● Written request: Report every line in the listing that contains the string "this".

-- Data section start --

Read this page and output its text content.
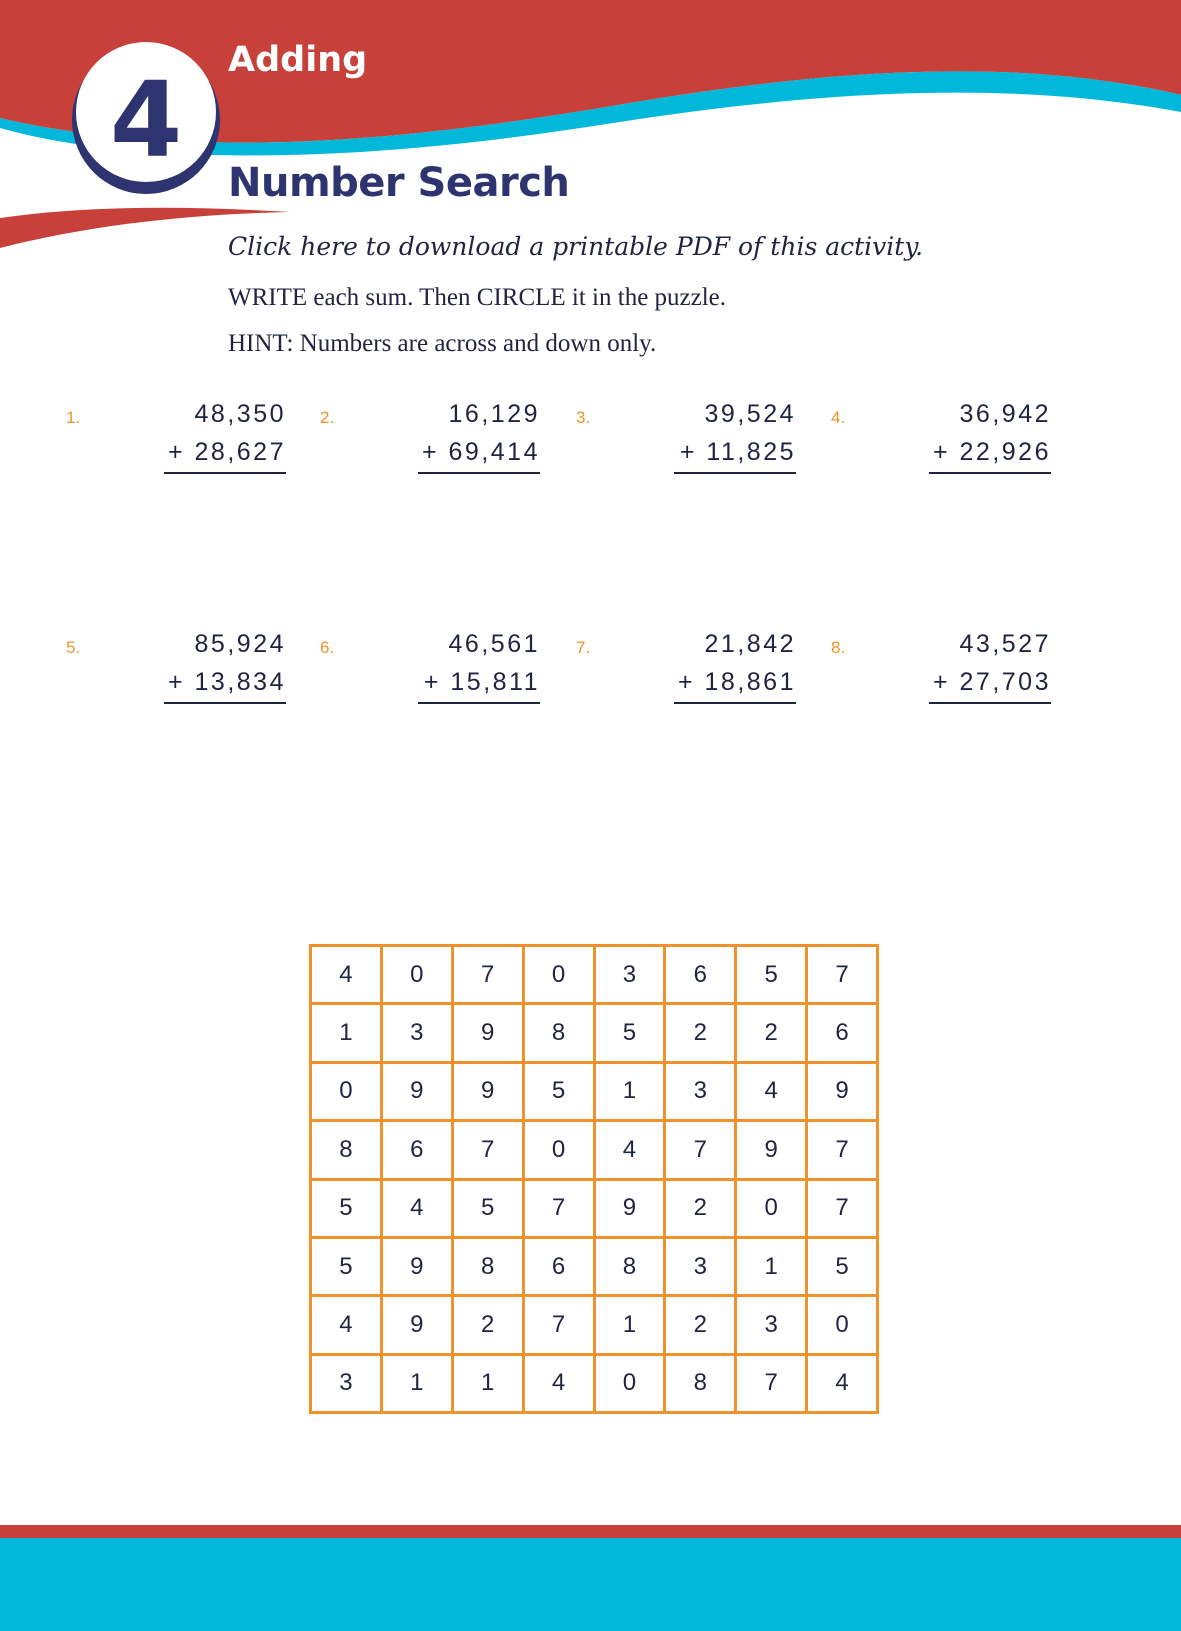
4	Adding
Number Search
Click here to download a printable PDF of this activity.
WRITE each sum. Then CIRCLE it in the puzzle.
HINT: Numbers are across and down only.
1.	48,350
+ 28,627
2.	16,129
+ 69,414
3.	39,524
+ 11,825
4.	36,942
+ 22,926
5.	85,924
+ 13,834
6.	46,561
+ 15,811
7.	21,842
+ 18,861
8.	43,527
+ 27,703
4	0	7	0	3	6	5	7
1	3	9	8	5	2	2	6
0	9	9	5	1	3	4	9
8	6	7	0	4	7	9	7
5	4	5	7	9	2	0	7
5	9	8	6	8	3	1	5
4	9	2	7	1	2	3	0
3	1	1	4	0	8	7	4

-- Data section end --

● Finished task:
Read this page and output its text content.
Click here to download a printable PDF of this activity.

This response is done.